**DATA LISTING:**
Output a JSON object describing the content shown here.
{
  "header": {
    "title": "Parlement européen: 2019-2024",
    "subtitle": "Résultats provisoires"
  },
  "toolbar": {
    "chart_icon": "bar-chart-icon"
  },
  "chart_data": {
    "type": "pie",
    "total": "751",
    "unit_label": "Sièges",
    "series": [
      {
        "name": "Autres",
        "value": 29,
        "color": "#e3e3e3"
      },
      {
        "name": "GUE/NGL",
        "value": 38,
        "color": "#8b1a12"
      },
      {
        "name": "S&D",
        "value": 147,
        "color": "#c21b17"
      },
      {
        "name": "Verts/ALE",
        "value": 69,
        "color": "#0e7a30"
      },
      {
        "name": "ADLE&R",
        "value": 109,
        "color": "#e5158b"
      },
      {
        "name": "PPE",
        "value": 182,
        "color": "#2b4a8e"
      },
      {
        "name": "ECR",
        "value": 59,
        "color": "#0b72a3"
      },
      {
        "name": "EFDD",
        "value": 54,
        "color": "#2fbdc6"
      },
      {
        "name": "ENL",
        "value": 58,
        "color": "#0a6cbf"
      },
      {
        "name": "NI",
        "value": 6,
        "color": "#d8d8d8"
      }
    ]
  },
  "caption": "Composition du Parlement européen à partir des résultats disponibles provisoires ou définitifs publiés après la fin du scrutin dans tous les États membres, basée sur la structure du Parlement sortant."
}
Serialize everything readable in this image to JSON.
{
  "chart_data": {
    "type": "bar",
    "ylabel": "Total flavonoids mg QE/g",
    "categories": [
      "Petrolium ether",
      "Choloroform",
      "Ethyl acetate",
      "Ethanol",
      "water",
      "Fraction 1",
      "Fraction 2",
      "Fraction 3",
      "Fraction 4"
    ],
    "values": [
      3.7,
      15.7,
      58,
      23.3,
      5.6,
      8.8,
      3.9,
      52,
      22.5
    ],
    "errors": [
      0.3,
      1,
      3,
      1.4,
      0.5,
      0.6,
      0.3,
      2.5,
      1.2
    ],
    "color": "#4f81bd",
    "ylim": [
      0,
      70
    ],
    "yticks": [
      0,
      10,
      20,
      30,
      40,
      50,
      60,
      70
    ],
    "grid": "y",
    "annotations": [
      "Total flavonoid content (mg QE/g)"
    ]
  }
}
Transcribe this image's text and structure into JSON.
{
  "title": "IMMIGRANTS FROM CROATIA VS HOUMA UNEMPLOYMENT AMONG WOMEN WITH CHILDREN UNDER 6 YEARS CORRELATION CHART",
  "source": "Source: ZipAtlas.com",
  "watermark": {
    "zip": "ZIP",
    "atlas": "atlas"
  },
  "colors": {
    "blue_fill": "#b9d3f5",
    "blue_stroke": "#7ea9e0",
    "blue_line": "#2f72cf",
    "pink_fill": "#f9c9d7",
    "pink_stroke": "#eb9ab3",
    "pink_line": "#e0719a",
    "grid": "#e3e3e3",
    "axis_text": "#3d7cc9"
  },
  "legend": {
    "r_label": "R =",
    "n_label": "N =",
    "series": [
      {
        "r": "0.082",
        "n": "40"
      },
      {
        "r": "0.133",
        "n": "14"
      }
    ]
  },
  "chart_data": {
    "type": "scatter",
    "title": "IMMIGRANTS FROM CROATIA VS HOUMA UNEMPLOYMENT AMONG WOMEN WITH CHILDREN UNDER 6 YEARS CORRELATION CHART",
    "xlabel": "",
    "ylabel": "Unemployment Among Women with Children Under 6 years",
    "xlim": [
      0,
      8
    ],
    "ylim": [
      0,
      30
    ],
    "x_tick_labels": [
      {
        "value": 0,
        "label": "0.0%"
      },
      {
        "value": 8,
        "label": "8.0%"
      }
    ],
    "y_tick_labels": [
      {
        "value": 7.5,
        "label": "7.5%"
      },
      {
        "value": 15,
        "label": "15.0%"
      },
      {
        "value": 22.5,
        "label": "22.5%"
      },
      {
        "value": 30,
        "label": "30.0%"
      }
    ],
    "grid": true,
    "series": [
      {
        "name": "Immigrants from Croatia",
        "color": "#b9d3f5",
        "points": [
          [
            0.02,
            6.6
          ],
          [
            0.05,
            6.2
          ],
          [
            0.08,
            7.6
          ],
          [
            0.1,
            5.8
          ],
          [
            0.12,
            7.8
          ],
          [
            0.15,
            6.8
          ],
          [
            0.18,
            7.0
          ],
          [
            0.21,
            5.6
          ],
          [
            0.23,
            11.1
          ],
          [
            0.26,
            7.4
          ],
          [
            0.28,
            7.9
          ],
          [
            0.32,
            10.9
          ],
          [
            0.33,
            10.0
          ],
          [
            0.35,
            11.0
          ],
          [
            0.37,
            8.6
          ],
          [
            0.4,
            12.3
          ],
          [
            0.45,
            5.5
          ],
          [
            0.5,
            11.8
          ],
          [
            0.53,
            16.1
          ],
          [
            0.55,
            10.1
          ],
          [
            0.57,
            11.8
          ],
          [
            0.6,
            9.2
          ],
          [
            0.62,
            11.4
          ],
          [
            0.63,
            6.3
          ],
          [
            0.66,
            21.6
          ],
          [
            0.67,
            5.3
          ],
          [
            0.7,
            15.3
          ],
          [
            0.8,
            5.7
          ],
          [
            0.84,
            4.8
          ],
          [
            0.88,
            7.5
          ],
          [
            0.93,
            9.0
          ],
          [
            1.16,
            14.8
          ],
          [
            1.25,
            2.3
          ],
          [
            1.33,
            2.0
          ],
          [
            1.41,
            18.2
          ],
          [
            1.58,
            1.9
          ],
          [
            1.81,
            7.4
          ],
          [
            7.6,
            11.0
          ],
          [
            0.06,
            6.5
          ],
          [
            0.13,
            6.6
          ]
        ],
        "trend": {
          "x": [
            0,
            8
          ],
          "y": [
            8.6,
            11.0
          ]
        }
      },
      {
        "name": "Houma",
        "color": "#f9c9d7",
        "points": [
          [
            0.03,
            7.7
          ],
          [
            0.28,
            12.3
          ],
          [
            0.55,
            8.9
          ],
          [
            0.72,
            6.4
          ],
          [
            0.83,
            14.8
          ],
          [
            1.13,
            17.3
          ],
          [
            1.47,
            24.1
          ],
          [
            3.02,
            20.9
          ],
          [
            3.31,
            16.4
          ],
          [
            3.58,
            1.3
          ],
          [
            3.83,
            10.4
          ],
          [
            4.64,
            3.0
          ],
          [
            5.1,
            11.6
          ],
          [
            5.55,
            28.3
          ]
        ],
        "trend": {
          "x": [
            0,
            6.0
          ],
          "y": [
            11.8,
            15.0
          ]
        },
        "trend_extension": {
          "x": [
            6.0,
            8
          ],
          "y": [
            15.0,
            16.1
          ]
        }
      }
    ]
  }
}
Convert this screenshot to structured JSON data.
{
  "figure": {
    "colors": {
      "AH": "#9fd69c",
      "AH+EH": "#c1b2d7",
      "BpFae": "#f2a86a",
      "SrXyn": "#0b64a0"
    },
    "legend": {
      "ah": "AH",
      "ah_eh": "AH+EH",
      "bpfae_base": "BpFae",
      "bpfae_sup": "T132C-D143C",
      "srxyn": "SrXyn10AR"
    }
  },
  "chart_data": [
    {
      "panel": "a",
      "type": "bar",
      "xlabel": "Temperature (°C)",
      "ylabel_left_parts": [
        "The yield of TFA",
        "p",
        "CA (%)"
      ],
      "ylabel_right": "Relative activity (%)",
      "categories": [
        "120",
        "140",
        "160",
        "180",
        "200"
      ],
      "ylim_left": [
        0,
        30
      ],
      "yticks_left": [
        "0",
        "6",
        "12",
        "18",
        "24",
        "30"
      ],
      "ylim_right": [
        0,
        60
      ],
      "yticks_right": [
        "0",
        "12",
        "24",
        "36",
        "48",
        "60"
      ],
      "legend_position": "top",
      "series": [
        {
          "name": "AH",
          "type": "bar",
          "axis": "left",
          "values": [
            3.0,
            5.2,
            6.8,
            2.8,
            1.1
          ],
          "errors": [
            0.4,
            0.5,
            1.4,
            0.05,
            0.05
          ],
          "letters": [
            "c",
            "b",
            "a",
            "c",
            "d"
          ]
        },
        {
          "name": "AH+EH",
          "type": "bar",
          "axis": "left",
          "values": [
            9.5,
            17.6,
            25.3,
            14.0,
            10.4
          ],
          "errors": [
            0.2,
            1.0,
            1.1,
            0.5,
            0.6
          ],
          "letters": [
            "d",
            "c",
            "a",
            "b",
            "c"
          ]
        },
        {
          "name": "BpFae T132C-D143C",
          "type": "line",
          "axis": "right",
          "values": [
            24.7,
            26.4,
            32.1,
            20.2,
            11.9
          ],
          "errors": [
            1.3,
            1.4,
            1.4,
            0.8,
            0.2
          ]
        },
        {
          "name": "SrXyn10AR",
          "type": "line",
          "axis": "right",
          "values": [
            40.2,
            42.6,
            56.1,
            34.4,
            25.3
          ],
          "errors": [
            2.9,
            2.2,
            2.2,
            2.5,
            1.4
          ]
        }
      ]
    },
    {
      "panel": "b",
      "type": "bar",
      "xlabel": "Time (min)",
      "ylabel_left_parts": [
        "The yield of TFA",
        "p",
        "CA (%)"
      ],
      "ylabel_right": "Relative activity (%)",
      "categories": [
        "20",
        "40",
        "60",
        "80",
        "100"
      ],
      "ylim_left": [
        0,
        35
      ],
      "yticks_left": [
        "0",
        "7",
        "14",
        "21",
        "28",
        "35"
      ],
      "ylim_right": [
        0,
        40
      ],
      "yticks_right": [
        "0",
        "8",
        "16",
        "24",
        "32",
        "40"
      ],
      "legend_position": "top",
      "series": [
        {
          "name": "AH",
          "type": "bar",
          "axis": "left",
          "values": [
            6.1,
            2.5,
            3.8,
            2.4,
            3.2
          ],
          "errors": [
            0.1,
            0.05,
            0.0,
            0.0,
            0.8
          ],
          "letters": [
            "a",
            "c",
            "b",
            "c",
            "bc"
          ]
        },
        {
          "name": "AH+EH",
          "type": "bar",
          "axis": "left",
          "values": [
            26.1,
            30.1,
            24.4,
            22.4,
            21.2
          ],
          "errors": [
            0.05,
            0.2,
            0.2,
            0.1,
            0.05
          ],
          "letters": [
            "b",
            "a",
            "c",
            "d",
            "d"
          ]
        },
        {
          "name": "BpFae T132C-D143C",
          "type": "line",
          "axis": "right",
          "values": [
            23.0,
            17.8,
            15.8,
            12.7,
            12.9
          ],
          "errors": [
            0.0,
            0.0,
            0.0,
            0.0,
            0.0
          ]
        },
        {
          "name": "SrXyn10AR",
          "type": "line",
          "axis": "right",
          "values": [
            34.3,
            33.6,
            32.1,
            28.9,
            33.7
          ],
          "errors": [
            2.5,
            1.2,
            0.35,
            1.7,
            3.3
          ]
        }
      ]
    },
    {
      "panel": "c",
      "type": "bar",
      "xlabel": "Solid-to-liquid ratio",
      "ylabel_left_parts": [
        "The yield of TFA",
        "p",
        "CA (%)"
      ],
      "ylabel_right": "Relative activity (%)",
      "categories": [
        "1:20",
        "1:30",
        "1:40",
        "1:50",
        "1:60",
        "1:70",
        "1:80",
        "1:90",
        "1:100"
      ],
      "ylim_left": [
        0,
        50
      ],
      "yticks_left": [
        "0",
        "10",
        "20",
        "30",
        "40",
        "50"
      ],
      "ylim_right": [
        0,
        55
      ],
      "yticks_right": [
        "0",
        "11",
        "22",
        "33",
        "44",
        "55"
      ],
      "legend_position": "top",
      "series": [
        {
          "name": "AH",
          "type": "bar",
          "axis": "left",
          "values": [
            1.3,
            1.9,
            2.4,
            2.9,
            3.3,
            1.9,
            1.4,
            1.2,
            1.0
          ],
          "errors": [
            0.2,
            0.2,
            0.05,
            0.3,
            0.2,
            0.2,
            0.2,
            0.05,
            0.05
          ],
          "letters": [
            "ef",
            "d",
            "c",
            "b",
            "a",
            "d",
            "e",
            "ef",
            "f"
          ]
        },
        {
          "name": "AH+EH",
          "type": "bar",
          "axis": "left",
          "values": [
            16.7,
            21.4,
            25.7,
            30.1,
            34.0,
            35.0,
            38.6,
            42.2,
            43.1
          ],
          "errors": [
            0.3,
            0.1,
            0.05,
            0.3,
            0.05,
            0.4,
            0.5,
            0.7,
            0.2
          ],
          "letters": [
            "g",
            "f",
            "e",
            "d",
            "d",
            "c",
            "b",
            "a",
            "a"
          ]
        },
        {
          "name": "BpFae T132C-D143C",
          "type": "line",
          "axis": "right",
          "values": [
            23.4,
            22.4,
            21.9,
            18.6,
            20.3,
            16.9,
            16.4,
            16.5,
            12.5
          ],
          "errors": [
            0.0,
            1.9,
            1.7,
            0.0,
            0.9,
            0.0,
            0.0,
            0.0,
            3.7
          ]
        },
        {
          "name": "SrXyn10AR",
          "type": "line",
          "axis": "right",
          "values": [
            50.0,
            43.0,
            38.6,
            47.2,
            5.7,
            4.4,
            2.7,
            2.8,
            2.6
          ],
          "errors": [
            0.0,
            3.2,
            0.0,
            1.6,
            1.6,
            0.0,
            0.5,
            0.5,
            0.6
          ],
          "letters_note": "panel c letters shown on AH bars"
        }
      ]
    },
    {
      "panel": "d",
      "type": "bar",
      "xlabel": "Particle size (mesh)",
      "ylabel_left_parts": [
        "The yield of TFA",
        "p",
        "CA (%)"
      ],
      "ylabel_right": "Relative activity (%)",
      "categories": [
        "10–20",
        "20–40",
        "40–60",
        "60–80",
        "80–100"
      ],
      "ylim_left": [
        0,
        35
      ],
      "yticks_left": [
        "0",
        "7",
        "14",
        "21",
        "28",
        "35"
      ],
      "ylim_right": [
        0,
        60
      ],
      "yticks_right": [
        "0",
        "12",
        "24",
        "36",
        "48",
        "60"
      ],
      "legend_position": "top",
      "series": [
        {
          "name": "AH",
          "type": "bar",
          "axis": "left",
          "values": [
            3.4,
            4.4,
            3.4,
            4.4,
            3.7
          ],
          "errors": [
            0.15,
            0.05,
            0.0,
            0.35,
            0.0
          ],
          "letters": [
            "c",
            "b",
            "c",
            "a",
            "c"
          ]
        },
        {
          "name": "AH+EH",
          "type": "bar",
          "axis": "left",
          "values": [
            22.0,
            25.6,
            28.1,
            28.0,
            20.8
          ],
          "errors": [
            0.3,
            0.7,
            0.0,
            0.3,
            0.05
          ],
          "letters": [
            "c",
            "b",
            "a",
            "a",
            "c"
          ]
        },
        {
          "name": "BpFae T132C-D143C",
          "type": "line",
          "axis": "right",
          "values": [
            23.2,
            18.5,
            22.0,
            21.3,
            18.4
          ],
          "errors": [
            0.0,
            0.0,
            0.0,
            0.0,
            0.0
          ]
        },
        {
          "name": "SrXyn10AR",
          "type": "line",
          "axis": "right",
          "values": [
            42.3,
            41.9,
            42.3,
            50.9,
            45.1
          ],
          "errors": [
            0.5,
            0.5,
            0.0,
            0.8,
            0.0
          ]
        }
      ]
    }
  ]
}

**GIVEN TASK:**
Where a line in the entries holds "shown", copy that line.

**SOLVED EXERCISE:**
Output a JSON object describing the content shown here.
          "letters_note": "panel c letters shown on AH bars"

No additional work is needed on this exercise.